Work to do
Tally the lines of the listing that contain the string "letters". Give the number and nothing else.

[START OF Material provided]

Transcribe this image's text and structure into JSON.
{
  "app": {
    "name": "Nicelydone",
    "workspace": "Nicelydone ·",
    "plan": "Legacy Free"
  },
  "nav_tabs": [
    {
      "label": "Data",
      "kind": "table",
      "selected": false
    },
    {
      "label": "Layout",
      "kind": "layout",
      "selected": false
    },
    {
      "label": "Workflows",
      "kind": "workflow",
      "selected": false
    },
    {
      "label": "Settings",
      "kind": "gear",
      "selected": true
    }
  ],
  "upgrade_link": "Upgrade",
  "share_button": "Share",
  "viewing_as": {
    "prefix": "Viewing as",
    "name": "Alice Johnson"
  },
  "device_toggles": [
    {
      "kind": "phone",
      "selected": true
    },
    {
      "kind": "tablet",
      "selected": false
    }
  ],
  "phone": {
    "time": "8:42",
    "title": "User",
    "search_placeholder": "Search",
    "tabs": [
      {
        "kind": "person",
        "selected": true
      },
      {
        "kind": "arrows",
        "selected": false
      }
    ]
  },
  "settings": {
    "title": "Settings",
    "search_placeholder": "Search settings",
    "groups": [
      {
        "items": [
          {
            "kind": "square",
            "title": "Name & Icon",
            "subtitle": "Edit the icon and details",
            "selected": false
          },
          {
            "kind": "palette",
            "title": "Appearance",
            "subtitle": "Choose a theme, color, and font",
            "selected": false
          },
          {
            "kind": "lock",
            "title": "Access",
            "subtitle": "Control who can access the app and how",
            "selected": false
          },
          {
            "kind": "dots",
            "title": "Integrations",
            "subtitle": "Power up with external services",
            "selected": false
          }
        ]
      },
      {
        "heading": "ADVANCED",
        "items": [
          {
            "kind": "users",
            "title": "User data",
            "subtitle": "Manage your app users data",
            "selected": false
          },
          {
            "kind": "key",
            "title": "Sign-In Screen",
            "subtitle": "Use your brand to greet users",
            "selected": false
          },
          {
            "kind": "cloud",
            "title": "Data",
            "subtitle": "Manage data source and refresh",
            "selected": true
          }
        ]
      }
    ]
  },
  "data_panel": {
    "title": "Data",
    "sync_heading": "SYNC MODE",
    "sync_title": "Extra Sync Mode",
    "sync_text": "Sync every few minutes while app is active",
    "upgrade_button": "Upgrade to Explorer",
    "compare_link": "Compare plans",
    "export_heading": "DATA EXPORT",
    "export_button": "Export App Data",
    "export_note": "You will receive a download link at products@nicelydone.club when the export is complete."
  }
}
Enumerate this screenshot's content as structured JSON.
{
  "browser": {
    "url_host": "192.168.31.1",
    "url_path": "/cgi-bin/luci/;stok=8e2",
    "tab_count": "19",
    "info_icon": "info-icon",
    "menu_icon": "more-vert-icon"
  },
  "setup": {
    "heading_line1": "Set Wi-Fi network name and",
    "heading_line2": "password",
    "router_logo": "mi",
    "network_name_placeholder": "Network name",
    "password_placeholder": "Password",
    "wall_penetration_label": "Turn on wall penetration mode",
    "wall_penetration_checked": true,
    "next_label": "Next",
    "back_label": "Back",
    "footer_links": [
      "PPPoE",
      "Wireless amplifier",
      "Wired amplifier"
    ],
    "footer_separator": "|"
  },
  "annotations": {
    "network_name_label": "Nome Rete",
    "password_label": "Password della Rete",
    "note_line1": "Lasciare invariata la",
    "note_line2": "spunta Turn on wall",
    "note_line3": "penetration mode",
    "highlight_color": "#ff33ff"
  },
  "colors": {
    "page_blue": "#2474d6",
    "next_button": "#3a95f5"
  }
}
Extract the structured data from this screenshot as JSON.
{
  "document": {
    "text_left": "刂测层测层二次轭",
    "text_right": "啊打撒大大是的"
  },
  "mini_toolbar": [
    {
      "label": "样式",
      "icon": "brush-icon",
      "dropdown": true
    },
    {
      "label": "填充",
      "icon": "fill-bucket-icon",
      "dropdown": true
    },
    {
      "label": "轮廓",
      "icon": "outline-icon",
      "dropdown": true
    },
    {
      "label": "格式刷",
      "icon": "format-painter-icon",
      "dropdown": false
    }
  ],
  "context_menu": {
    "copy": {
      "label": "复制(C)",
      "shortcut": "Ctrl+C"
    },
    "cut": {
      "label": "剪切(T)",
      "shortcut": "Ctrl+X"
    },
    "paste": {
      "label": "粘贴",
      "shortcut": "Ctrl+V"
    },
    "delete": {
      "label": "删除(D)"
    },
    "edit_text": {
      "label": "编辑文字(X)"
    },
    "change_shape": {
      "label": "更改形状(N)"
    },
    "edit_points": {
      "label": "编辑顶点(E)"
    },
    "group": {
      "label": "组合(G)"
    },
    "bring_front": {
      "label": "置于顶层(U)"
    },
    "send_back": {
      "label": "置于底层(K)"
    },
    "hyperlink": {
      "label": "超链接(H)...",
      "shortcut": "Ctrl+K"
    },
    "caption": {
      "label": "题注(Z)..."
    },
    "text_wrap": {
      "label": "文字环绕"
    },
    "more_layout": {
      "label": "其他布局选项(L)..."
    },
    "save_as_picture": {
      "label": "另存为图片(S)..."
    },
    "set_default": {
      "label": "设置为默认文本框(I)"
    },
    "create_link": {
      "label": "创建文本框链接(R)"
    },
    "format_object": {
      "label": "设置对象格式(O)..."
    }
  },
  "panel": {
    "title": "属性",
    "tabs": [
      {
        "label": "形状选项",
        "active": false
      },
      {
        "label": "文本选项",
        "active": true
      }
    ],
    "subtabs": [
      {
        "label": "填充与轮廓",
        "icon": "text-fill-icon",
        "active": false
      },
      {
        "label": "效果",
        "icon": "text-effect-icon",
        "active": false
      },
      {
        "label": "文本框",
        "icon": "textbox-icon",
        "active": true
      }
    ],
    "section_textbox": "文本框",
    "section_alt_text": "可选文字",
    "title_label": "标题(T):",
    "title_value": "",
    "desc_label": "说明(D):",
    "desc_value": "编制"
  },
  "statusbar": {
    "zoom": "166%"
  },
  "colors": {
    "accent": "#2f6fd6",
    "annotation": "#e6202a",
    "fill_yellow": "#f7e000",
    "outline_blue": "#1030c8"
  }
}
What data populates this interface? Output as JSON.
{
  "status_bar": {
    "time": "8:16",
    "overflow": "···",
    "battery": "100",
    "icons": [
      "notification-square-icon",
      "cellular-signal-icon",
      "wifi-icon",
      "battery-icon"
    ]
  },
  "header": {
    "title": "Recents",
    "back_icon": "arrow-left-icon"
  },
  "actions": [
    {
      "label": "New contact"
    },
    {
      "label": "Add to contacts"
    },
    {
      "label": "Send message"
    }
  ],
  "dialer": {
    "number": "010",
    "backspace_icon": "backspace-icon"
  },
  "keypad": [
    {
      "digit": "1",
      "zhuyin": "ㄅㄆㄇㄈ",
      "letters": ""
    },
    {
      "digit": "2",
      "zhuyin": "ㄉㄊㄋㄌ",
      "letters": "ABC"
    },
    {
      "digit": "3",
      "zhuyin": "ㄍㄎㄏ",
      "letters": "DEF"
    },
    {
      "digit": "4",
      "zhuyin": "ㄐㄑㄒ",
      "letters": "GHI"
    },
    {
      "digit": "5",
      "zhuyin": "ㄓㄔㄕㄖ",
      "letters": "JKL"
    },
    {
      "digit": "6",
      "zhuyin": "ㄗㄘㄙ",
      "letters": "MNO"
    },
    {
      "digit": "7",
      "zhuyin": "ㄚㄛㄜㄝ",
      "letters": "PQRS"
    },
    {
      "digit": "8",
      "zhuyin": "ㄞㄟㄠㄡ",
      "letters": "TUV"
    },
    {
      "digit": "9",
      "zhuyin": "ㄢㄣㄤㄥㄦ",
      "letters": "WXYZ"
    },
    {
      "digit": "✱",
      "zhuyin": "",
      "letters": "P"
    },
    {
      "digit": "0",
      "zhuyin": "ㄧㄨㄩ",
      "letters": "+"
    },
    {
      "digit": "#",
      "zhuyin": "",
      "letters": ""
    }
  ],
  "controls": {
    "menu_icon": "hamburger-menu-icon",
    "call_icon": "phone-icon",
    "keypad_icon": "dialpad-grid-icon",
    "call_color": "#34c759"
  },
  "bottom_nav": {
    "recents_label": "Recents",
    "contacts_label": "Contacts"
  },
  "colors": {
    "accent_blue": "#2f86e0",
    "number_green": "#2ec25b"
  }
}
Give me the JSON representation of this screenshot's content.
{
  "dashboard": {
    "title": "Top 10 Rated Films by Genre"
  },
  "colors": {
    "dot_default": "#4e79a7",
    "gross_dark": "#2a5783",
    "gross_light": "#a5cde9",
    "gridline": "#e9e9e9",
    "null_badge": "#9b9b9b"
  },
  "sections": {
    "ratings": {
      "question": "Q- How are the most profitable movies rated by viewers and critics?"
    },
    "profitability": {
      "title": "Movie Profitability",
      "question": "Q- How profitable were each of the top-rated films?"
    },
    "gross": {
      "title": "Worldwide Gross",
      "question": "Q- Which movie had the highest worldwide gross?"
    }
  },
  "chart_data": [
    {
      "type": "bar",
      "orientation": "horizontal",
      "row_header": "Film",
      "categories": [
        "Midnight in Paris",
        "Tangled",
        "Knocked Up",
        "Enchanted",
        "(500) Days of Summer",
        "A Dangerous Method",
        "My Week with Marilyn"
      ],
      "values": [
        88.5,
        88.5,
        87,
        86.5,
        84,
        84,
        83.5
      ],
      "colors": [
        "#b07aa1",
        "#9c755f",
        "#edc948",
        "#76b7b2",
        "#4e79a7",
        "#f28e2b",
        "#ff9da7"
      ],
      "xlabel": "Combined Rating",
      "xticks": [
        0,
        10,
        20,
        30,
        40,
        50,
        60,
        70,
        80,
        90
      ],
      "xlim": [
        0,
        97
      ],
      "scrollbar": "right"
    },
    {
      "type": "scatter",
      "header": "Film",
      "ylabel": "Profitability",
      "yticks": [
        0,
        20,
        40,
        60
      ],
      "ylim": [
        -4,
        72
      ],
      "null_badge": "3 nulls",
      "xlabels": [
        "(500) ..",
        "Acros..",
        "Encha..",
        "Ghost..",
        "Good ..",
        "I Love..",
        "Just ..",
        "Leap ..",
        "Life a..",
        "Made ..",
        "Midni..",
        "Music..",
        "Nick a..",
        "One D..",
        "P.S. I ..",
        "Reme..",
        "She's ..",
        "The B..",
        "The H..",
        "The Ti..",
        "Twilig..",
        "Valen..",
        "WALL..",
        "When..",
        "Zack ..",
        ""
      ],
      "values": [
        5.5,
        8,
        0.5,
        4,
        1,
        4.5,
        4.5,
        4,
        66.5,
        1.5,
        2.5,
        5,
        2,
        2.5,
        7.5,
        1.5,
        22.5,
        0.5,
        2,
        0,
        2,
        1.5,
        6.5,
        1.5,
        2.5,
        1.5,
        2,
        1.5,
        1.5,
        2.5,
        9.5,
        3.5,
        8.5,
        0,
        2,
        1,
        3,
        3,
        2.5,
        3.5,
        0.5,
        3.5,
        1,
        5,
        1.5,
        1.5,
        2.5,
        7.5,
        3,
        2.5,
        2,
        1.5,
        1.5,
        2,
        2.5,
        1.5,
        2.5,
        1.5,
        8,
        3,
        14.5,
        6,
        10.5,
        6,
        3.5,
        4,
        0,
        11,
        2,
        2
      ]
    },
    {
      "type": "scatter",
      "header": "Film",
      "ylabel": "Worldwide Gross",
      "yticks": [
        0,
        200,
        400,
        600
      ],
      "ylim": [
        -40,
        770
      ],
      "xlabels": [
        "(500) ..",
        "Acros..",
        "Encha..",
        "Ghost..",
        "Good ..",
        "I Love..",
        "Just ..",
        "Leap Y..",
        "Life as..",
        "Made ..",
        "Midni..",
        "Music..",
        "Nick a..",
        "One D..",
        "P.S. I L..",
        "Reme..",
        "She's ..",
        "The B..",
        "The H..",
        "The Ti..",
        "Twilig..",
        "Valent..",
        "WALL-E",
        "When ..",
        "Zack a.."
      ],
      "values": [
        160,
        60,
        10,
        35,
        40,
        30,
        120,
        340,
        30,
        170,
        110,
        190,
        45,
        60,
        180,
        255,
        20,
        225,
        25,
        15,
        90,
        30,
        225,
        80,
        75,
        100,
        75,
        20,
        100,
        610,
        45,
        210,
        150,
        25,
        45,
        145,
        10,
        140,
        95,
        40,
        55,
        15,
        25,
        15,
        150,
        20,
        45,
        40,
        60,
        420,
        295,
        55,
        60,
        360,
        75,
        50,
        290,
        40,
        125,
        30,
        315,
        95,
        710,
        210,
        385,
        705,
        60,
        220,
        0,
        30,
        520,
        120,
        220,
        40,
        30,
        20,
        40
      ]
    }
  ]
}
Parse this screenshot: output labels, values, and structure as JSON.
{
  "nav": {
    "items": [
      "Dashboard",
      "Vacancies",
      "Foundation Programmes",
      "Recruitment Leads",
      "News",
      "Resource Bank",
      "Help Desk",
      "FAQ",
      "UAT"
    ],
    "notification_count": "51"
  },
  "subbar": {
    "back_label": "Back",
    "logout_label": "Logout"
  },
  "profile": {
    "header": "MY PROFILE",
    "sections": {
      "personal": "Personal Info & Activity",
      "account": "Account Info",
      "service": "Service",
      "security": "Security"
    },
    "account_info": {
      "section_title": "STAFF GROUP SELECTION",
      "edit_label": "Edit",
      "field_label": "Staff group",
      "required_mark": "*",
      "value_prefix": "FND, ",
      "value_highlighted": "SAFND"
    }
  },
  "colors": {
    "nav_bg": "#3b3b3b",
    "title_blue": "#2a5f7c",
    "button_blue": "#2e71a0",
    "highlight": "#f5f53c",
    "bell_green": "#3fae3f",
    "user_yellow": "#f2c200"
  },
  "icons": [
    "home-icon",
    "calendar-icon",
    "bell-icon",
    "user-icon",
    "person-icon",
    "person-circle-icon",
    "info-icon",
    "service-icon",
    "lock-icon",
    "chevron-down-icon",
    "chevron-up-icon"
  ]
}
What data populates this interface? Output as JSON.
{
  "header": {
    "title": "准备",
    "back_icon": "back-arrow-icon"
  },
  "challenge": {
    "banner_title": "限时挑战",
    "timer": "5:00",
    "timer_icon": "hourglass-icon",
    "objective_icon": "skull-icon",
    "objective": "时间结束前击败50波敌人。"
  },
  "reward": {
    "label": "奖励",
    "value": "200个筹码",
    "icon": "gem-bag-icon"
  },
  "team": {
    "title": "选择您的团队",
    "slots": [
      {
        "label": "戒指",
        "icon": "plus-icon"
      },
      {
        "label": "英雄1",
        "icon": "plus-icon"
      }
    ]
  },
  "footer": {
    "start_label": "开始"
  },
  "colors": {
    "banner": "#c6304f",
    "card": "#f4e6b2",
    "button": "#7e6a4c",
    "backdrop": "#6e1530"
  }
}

[END OF Material provided]

Written response
12